** GIVEN REQUEST **
Can you transcribe every entry word for word, skipping the images?

** Data extracted from a collection **
□ □ □
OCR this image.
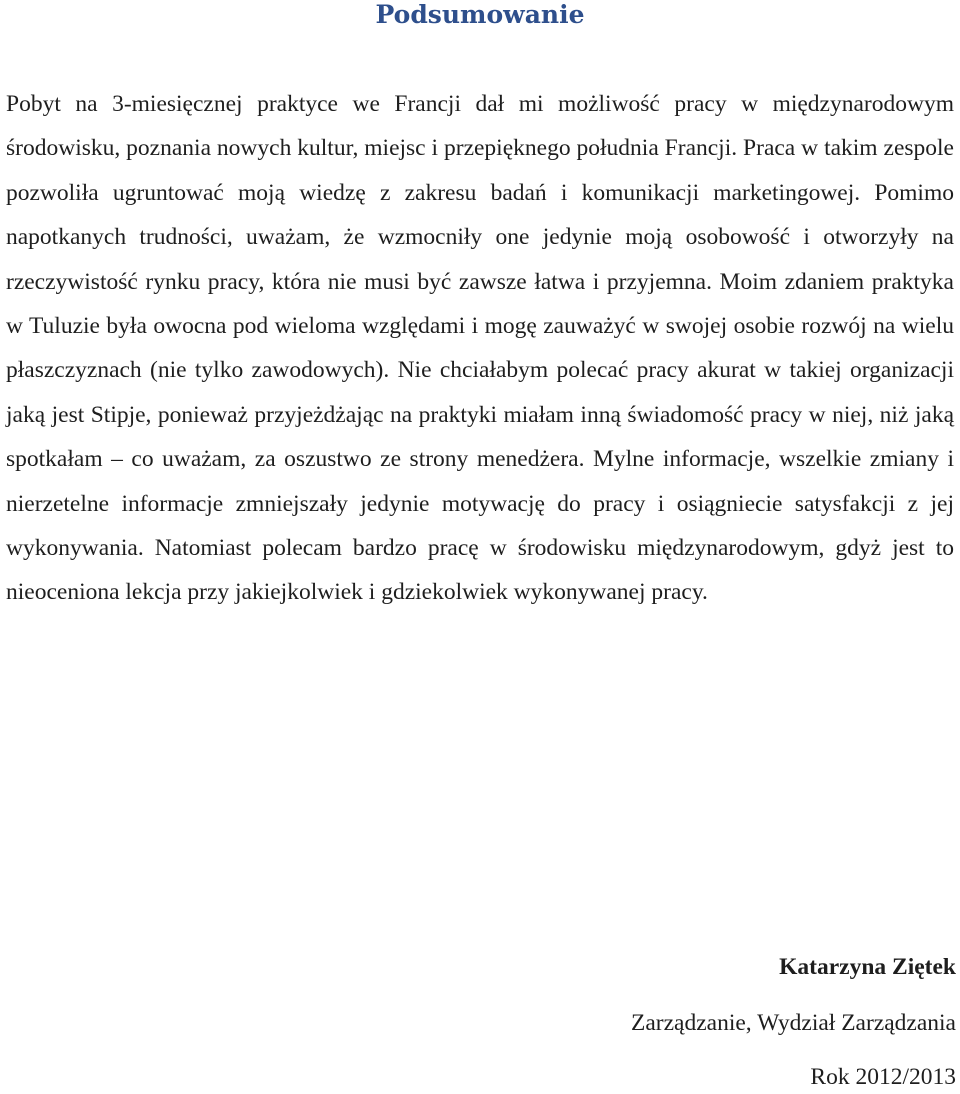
Podsumowanie

Pobyt na 3-miesięcznej praktyce we Francji dał mi możliwość pracy w międzynarodowym środowisku, poznania nowych kultur, miejsc i przepięknego południa Francji. Praca w takim zespole pozwoliła ugruntować moją wiedzę z zakresu badań i komunikacji marketingowej. Pomimo napotkanych trudności, uważam, że wzmocniły one jedynie moją osobowość i otworzyły na rzeczywistość rynku pracy, która nie musi być zawsze łatwa i przyjemna. Moim zdaniem praktyka w Tuluzie była owocna pod wieloma względami i mogę zauważyć w swojej osobie rozwój na wielu płaszczyznach (nie tylko zawodowych). Nie chciałabym polecać pracy akurat w takiej organizacji jaką jest Stipje, ponieważ przyjeżdżając na praktyki miałam inną świadomość pracy w niej, niż jaką spotkałam – co uważam, za oszustwo ze strony menedżera. Mylne informacje, wszelkie zmiany i nierzetelne informacje zmniejszały jedynie motywację do pracy i osiągniecie satysfakcji z jej wykonywania. Natomiast polecam bardzo pracę w środowisku międzynarodowym, gdyż jest to nieoceniona lekcja przy jakiejkolwiek i gdziekolwiek wykonywanej pracy.

Katarzyna Ziętek

Zarządzanie, Wydział Zarządzania

Rok 2012/2013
□ □ □
** THE COMPLETED TASK **
OCR this image.
Podsumowanie

Pobyt na 3-miesięcznej praktyce we Francji dał mi możliwość pracy w międzynarodowym środowisku, poznania nowych kultur, miejsc i przepięknego południa Francji. Praca w takim zespole pozwoliła ugruntować moją wiedzę z zakresu badań i komunikacji marketingowej. Pomimo napotkanych trudności, uważam, że wzmocniły one jedynie moją osobowość i otworzyły na rzeczywistość rynku pracy, która nie musi być zawsze łatwa i przyjemna. Moim zdaniem praktyka w Tuluzie była owocna pod wieloma względami i mogę zauważyć w swojej osobie rozwój na wielu płaszczyznach (nie tylko zawodowych). Nie chciałabym polecać pracy akurat w takiej organizacji jaką jest Stipje, ponieważ przyjeżdżając na praktyki miałam inną świadomość pracy w niej, niż jaką spotkałam – co uważam, za oszustwo ze strony menedżera. Mylne informacje, wszelkie zmiany i nierzetelne informacje zmniejszały jedynie motywację do pracy i osiągniecie satysfakcji z jej wykonywania. Natomiast polecam bardzo pracę w środowisku międzynarodowym, gdyż jest to nieoceniona lekcja przy jakiejkolwiek i gdziekolwiek wykonywanej pracy.

Katarzyna Ziętek

Zarządzanie, Wydział Zarządzania

Rok 2012/2013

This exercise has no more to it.